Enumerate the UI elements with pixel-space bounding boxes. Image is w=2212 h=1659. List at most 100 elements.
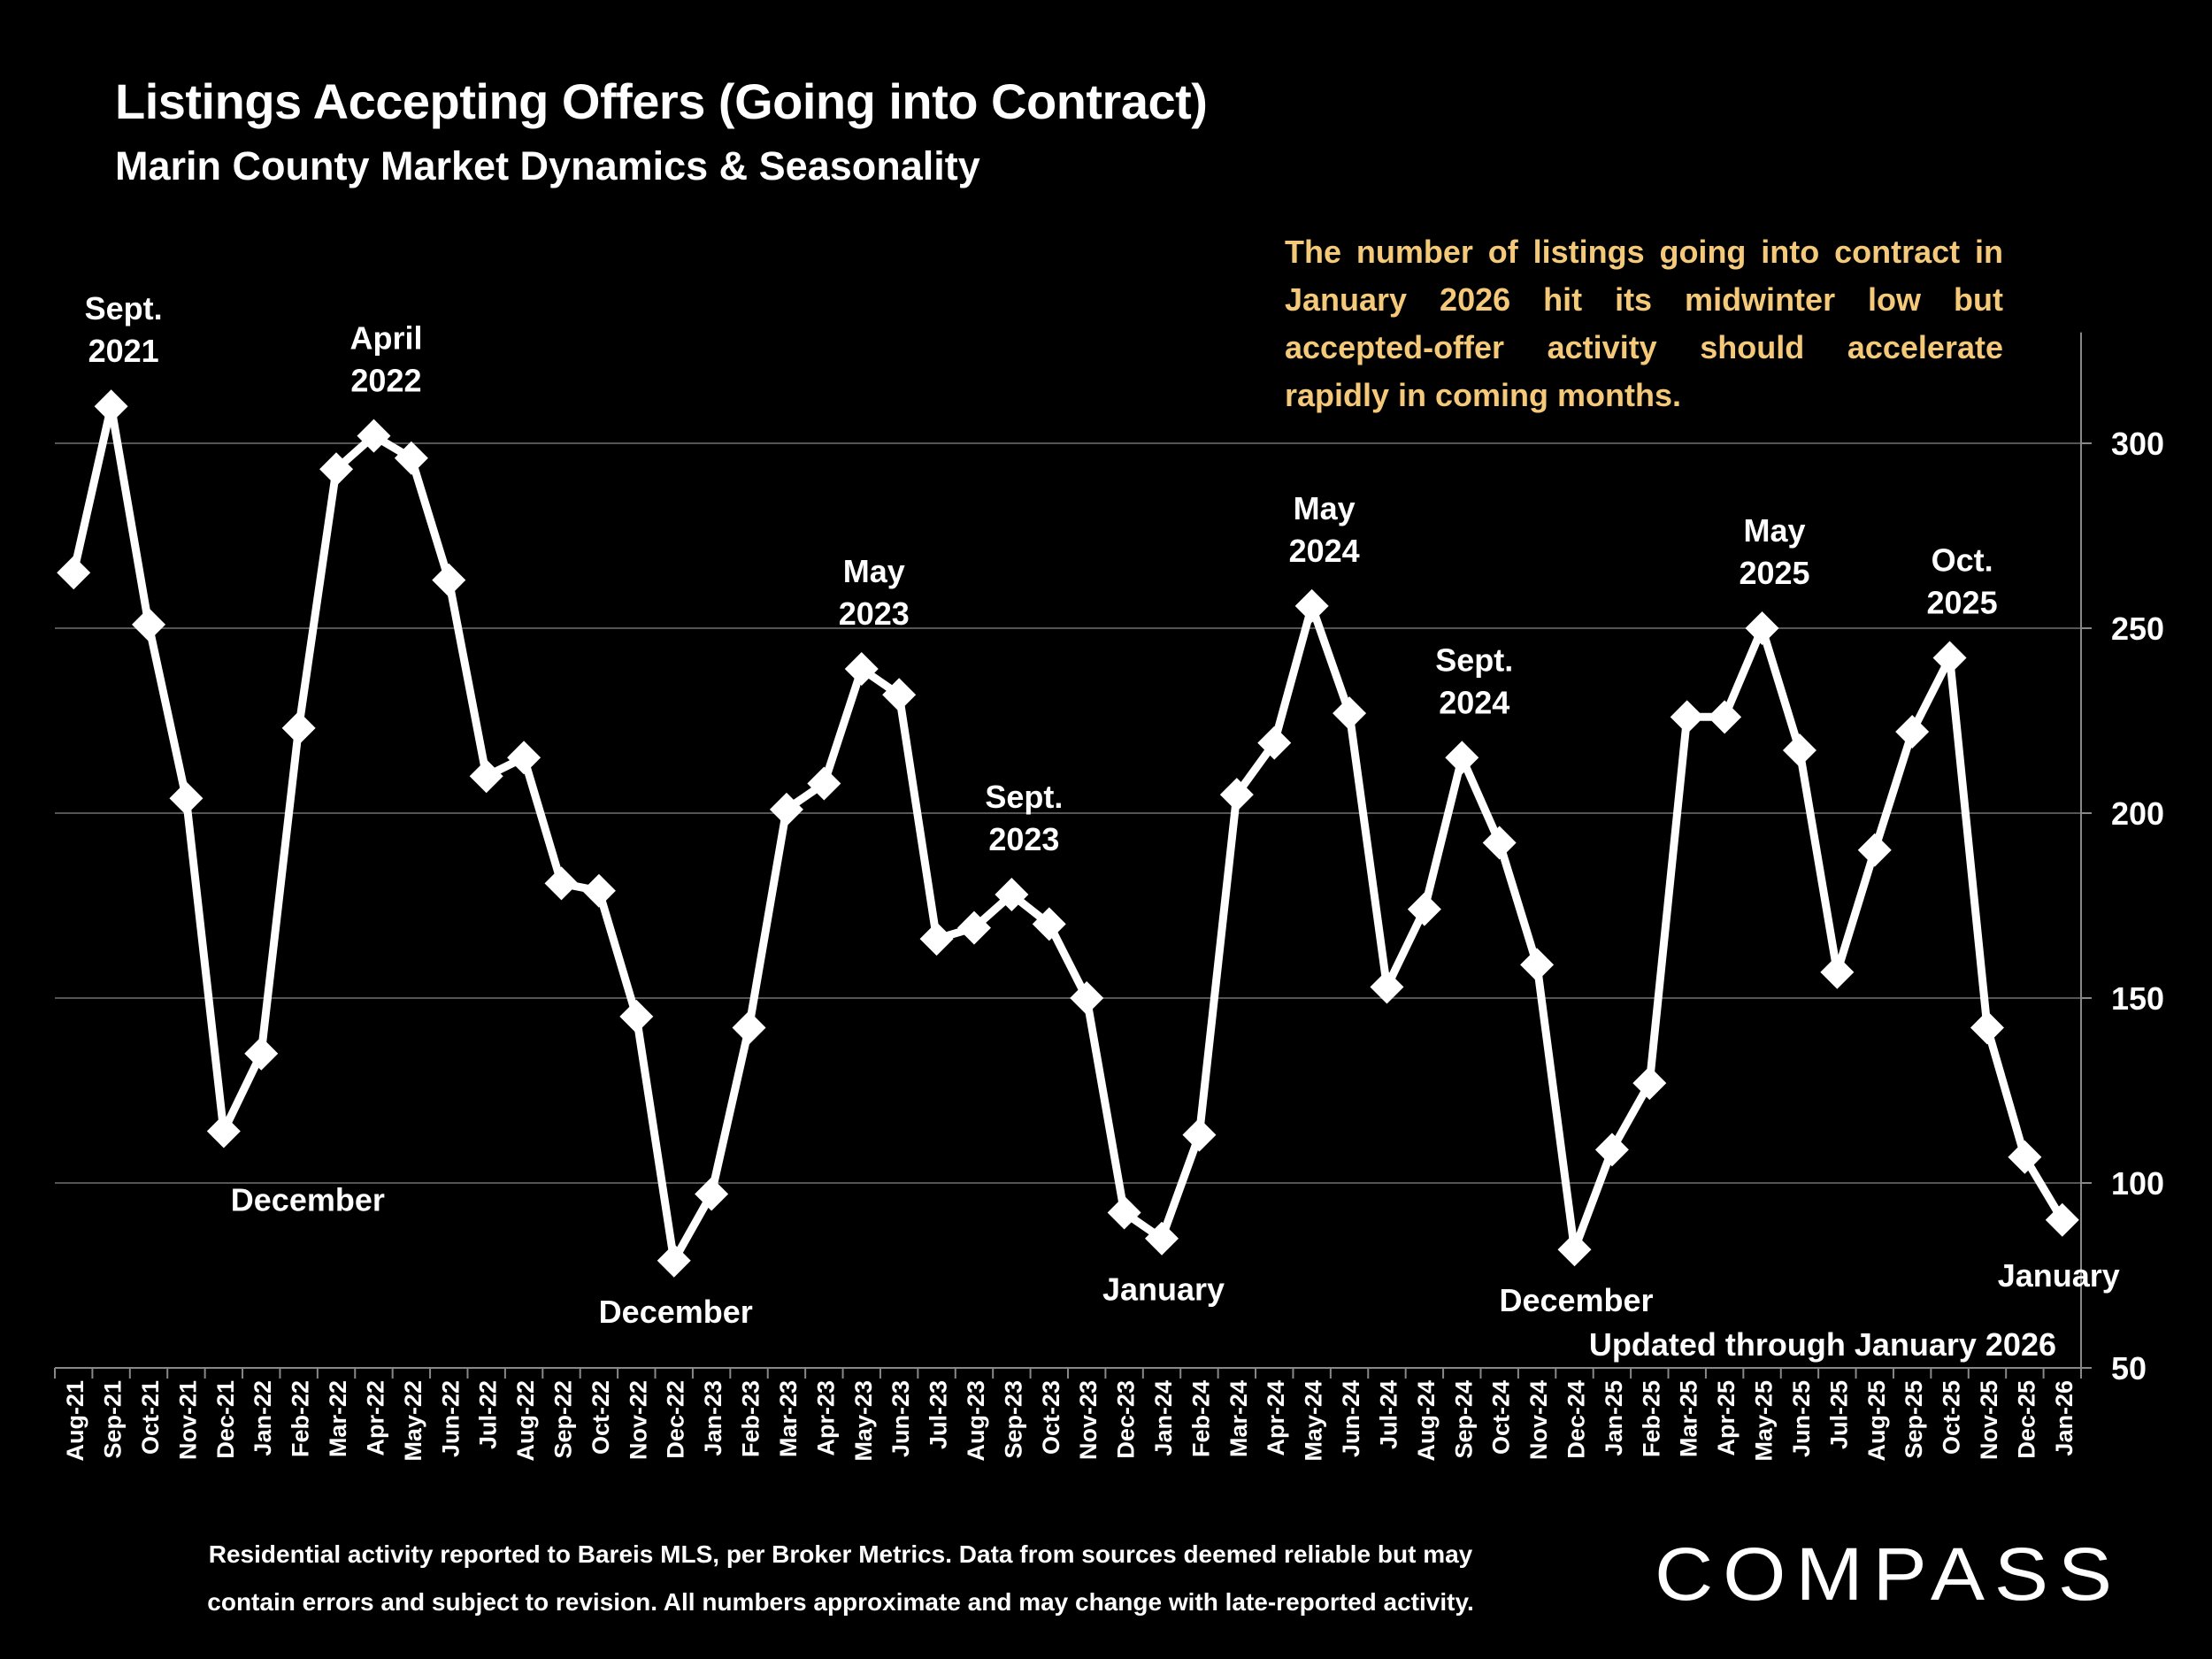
data-point [2045,1202,2079,1237]
data-point [882,678,917,712]
data-point [1219,778,1254,812]
x-tick-label: Nov-25 [1976,1380,2002,1460]
x-tick-label: Jan-24 [1150,1380,1177,1456]
data-point [956,910,991,945]
x-tick-label: Mar-23 [775,1380,802,1457]
x-tick-label: Aug-21 [62,1380,88,1462]
y-tick-label: 150 [2111,980,2164,1017]
footnote-line-2: contain errors and subject to revision. … [207,1588,1474,1616]
x-tick-label: Sep-21 [100,1380,127,1459]
x-tick-label: Nov-24 [1525,1380,1552,1460]
y-tick-label: 250 [2111,611,2164,647]
x-tick-label: Oct-21 [137,1380,164,1455]
x-tick-label: Sep-23 [1000,1380,1026,1459]
data-point [807,766,841,801]
x-tick-label: Aug-25 [1863,1380,1890,1462]
peak-label: 2024 [1439,684,1509,720]
x-tick-label: May-25 [1751,1380,1778,1462]
x-tick-label: Oct-23 [1038,1380,1064,1455]
data-point [394,441,428,475]
data-point [244,1036,279,1071]
trough-label: December [231,1181,385,1217]
x-tick-label: Jun-25 [1788,1380,1815,1457]
x-tick-label: Jul-24 [1375,1380,1402,1449]
x-tick-label: Jun-22 [437,1380,464,1457]
x-tick-label: Dec-22 [663,1380,689,1459]
data-point [619,999,654,1033]
data-point [732,1010,766,1045]
x-tick-label: Jun-24 [1338,1380,1364,1457]
trough-label: January [1102,1271,1225,1308]
x-tick-label: Jun-23 [887,1380,914,1457]
y-tick-label: 200 [2111,795,2164,832]
x-tick-label: Mar-25 [1676,1380,1702,1457]
data-point [357,419,391,453]
data-point [132,607,166,641]
peak-label: May [1294,490,1356,526]
y-tick-label: 100 [2111,1165,2164,1202]
x-tick-label: Aug-23 [963,1380,989,1462]
x-tick-label: Sep-25 [1901,1380,1927,1459]
footnote-line-1: Residential activity reported to Bareis … [208,1540,1473,1568]
x-tick-label: Feb-23 [738,1380,764,1457]
chart-title: Listings Accepting Offers (Going into Co… [115,73,1208,129]
x-tick-label: Apr-24 [1263,1380,1289,1456]
peak-label: Sept. [1435,641,1513,678]
data-point [1445,741,1479,775]
x-tick-label: Dec-24 [1563,1380,1590,1459]
data-point [1745,611,1779,645]
data-point [57,556,91,590]
updated-label: Updated through January 2026 [1589,1326,2056,1363]
data-point [844,651,879,686]
data-point [695,1177,729,1211]
x-tick-label: Apr-23 [812,1380,839,1456]
data-point [1294,588,1329,623]
x-tick-label: Apr-22 [362,1380,388,1456]
data-point [581,873,616,908]
peak-label: Sept. [85,290,163,326]
peak-label: 2023 [839,595,910,632]
data-point [281,710,316,745]
footnote: Residential activity reported to Bareis … [106,1531,1575,1626]
x-tick-label: Dec-23 [1113,1380,1140,1459]
chart-subtitle: Marin County Market Dynamics & Seasonali… [115,143,980,188]
x-tick-label: Aug-22 [512,1380,539,1462]
x-tick-label: Nov-23 [1075,1380,1102,1460]
peak-label: 2023 [988,821,1059,857]
x-tick-label: Nov-22 [625,1380,651,1460]
data-point [1895,715,1930,749]
data-point [469,759,503,794]
x-tick-label: Mar-24 [1225,1380,1252,1457]
x-tick-label: Feb-22 [288,1380,314,1457]
trough-label: December [1499,1282,1653,1318]
data-point [1857,833,1892,867]
data-point [919,922,954,956]
x-tick-label: Dec-25 [2013,1380,2039,1459]
data-point [1557,1233,1592,1267]
data-point [1482,826,1517,860]
x-tick-label: Jan-25 [1601,1380,1627,1456]
x-tick-label: Mar-22 [325,1380,351,1457]
x-tick-label: Sep-22 [550,1380,577,1459]
data-point [1407,892,1441,926]
data-point [169,781,204,816]
peak-label: 2021 [88,333,159,369]
peak-label: May [1744,512,1806,549]
data-point [1107,1195,1141,1230]
x-tick-label: Jan-22 [250,1380,276,1456]
x-tick-label: Feb-25 [1638,1380,1664,1457]
data-point [657,1243,691,1278]
data-point [319,452,354,487]
x-tick-label: Sep-24 [1450,1380,1477,1459]
peak-label: 2025 [1739,555,1809,591]
data-point [544,866,579,901]
peak-label: Sept. [985,779,1063,815]
data-point [507,741,541,775]
peak-label: April [349,320,422,357]
data-point [1782,733,1816,767]
x-tick-label: Apr-25 [1713,1380,1740,1456]
y-tick-label: 300 [2111,426,2164,462]
x-tick-label: Jul-25 [1825,1380,1852,1449]
peak-label: 2024 [1289,533,1360,569]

+++

Reproduce the items from the line with "data-point [2045,1202,2079,1237]" up to and including the line with "x-tick-label: Jul-24 [1375,1380,1402,1449]", replacing "y-tick-label" with "y-axis-label" and leaving everything else unchanged.

> Problem solution
data-point [2045,1202,2079,1237]
data-point [882,678,917,712]
data-point [1219,778,1254,812]
x-tick-label: Nov-25 [1976,1380,2002,1460]
x-tick-label: Jan-24 [1150,1380,1177,1456]
data-point [956,910,991,945]
x-tick-label: Mar-23 [775,1380,802,1457]
x-tick-label: Aug-21 [62,1380,88,1462]
y-axis-label: 150 [2111,980,2164,1017]
footnote-line-2: contain errors and subject to revision. … [207,1588,1474,1616]
x-tick-label: Sep-21 [100,1380,127,1459]
x-tick-label: Nov-24 [1525,1380,1552,1460]
y-axis-label: 250 [2111,611,2164,647]
x-tick-label: Oct-21 [137,1380,164,1455]
x-tick-label: Sep-23 [1000,1380,1026,1459]
data-point [807,766,841,801]
x-tick-label: Aug-25 [1863,1380,1890,1462]
peak-label: 2024 [1439,684,1509,720]
x-tick-label: May-25 [1751,1380,1778,1462]
x-tick-label: Oct-23 [1038,1380,1064,1455]
data-point [394,441,428,475]
data-point [244,1036,279,1071]
trough-label: December [231,1181,385,1217]
x-tick-label: Jun-25 [1788,1380,1815,1457]
x-tick-label: Jul-24 [1375,1380,1402,1449]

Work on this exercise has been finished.